**Task details**
Copy out exactly the lines from the one containing "What does this" to the end of the records below, both included, and nothing else.

Extracted data entries:

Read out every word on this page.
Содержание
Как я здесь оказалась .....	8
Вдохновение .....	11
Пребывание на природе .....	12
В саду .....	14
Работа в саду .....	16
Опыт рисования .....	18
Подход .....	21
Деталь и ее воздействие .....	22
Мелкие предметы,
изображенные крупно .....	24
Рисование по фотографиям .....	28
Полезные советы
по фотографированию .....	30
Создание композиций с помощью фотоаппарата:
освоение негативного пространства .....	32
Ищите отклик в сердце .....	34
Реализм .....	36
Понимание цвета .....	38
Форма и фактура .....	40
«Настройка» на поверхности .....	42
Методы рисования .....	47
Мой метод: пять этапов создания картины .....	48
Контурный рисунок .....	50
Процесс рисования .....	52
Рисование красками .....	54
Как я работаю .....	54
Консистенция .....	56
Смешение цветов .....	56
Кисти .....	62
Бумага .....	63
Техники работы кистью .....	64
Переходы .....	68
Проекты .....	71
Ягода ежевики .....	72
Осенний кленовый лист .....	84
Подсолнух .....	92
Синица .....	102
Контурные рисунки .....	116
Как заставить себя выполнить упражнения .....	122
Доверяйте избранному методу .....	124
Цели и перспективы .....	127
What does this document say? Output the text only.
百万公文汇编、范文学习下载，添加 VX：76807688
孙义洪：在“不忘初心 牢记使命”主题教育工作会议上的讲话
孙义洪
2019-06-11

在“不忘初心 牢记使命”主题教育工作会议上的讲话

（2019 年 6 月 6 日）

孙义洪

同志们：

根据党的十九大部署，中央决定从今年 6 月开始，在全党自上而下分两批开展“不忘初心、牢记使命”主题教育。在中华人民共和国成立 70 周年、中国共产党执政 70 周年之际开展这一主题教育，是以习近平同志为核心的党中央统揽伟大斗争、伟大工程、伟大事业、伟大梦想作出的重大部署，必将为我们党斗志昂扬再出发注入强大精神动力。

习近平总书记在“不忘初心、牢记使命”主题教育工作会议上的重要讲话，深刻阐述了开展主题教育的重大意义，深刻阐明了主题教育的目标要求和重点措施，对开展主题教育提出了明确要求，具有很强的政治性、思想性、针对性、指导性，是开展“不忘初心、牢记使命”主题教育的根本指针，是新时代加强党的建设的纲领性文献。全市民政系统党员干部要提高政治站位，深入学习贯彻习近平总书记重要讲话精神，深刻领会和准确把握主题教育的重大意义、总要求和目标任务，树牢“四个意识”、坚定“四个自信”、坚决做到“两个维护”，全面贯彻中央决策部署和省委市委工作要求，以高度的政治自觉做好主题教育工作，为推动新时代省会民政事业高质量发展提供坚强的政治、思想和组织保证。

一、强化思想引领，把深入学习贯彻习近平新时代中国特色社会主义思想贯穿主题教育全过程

**Answer to the problem**
What does this document say? Output the text only.
百万公文汇编、范文学习下载，添加 VX：76807688
孙义洪：在“不忘初心 牢记使命”主题教育工作会议上的讲话
孙义洪
2019-06-11

在“不忘初心 牢记使命”主题教育工作会议上的讲话

（2019 年 6 月 6 日）

孙义洪

同志们：

根据党的十九大部署，中央决定从今年 6 月开始，在全党自上而下分两批开展“不忘初心、牢记使命”主题教育。在中华人民共和国成立 70 周年、中国共产党执政 70 周年之际开展这一主题教育，是以习近平同志为核心的党中央统揽伟大斗争、伟大工程、伟大事业、伟大梦想作出的重大部署，必将为我们党斗志昂扬再出发注入强大精神动力。

习近平总书记在“不忘初心、牢记使命”主题教育工作会议上的重要讲话，深刻阐述了开展主题教育的重大意义，深刻阐明了主题教育的目标要求和重点措施，对开展主题教育提出了明确要求，具有很强的政治性、思想性、针对性、指导性，是开展“不忘初心、牢记使命”主题教育的根本指针，是新时代加强党的建设的纲领性文献。全市民政系统党员干部要提高政治站位，深入学习贯彻习近平总书记重要讲话精神，深刻领会和准确把握主题教育的重大意义、总要求和目标任务，树牢“四个意识”、坚定“四个自信”、坚决做到“两个维护”，全面贯彻中央决策部署和省委市委工作要求，以高度的政治自觉做好主题教育工作，为推动新时代省会民政事业高质量发展提供坚强的政治、思想和组织保证。

一、强化思想引领，把深入学习贯彻习近平新时代中国特色社会主义思想贯穿主题教育全过程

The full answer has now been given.